[Start]

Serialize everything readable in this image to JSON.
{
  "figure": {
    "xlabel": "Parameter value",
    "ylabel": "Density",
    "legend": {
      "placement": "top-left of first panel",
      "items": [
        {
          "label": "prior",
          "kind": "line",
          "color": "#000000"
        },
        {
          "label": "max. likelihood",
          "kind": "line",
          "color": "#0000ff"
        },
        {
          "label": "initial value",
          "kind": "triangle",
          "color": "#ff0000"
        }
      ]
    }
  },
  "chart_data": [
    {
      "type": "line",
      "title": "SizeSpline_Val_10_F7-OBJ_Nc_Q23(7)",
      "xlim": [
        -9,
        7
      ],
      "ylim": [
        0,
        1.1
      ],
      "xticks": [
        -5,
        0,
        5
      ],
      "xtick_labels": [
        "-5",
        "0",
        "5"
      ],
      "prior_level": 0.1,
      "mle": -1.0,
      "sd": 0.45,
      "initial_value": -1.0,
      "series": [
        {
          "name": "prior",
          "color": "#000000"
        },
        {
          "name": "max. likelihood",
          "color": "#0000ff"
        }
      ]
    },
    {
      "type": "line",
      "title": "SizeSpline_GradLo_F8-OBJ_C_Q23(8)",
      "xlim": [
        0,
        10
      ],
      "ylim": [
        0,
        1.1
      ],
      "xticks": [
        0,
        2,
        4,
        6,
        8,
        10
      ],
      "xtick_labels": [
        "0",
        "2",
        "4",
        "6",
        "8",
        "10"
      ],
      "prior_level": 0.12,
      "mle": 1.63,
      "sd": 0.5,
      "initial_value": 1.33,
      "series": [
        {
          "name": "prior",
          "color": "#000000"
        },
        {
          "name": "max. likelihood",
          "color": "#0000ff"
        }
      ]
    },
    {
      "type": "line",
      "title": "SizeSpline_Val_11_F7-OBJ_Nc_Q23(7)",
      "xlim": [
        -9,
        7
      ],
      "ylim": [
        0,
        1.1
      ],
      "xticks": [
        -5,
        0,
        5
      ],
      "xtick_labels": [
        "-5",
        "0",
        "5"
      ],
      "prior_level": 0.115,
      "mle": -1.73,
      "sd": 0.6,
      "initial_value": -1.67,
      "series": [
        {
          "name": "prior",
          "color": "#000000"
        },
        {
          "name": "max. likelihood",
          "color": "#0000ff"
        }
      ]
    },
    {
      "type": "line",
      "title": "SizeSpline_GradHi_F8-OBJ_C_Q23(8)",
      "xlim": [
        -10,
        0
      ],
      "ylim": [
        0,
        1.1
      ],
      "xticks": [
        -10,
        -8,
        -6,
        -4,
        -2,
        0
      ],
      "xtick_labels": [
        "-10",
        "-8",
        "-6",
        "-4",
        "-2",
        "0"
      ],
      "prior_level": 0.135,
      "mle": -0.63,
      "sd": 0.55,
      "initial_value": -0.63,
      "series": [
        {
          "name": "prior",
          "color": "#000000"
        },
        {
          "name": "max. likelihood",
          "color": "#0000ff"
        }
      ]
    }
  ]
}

[End]

# [What is needed]
Everything in the listing above should be restated exactly.

# [Full output]
Serialize everything readable in this image to JSON.
{
  "figure": {
    "xlabel": "Parameter value",
    "ylabel": "Density",
    "legend": {
      "placement": "top-left of first panel",
      "items": [
        {
          "label": "prior",
          "kind": "line",
          "color": "#000000"
        },
        {
          "label": "max. likelihood",
          "kind": "line",
          "color": "#0000ff"
        },
        {
          "label": "initial value",
          "kind": "triangle",
          "color": "#ff0000"
        }
      ]
    }
  },
  "chart_data": [
    {
      "type": "line",
      "title": "SizeSpline_Val_10_F7-OBJ_Nc_Q23(7)",
      "xlim": [
        -9,
        7
      ],
      "ylim": [
        0,
        1.1
      ],
      "xticks": [
        -5,
        0,
        5
      ],
      "xtick_labels": [
        "-5",
        "0",
        "5"
      ],
      "prior_level": 0.1,
      "mle": -1.0,
      "sd": 0.45,
      "initial_value": -1.0,
      "series": [
        {
          "name": "prior",
          "color": "#000000"
        },
        {
          "name": "max. likelihood",
          "color": "#0000ff"
        }
      ]
    },
    {
      "type": "line",
      "title": "SizeSpline_GradLo_F8-OBJ_C_Q23(8)",
      "xlim": [
        0,
        10
      ],
      "ylim": [
        0,
        1.1
      ],
      "xticks": [
        0,
        2,
        4,
        6,
        8,
        10
      ],
      "xtick_labels": [
        "0",
        "2",
        "4",
        "6",
        "8",
        "10"
      ],
      "prior_level": 0.12,
      "mle": 1.63,
      "sd": 0.5,
      "initial_value": 1.33,
      "series": [
        {
          "name": "prior",
          "color": "#000000"
        },
        {
          "name": "max. likelihood",
          "color": "#0000ff"
        }
      ]
    },
    {
      "type": "line",
      "title": "SizeSpline_Val_11_F7-OBJ_Nc_Q23(7)",
      "xlim": [
        -9,
        7
      ],
      "ylim": [
        0,
        1.1
      ],
      "xticks": [
        -5,
        0,
        5
      ],
      "xtick_labels": [
        "-5",
        "0",
        "5"
      ],
      "prior_level": 0.115,
      "mle": -1.73,
      "sd": 0.6,
      "initial_value": -1.67,
      "series": [
        {
          "name": "prior",
          "color": "#000000"
        },
        {
          "name": "max. likelihood",
          "color": "#0000ff"
        }
      ]
    },
    {
      "type": "line",
      "title": "SizeSpline_GradHi_F8-OBJ_C_Q23(8)",
      "xlim": [
        -10,
        0
      ],
      "ylim": [
        0,
        1.1
      ],
      "xticks": [
        -10,
        -8,
        -6,
        -4,
        -2,
        0
      ],
      "xtick_labels": [
        "-10",
        "-8",
        "-6",
        "-4",
        "-2",
        "0"
      ],
      "prior_level": 0.135,
      "mle": -0.63,
      "sd": 0.55,
      "initial_value": -0.63,
      "series": [
        {
          "name": "prior",
          "color": "#000000"
        },
        {
          "name": "max. likelihood",
          "color": "#0000ff"
        }
      ]
    }
  ]
}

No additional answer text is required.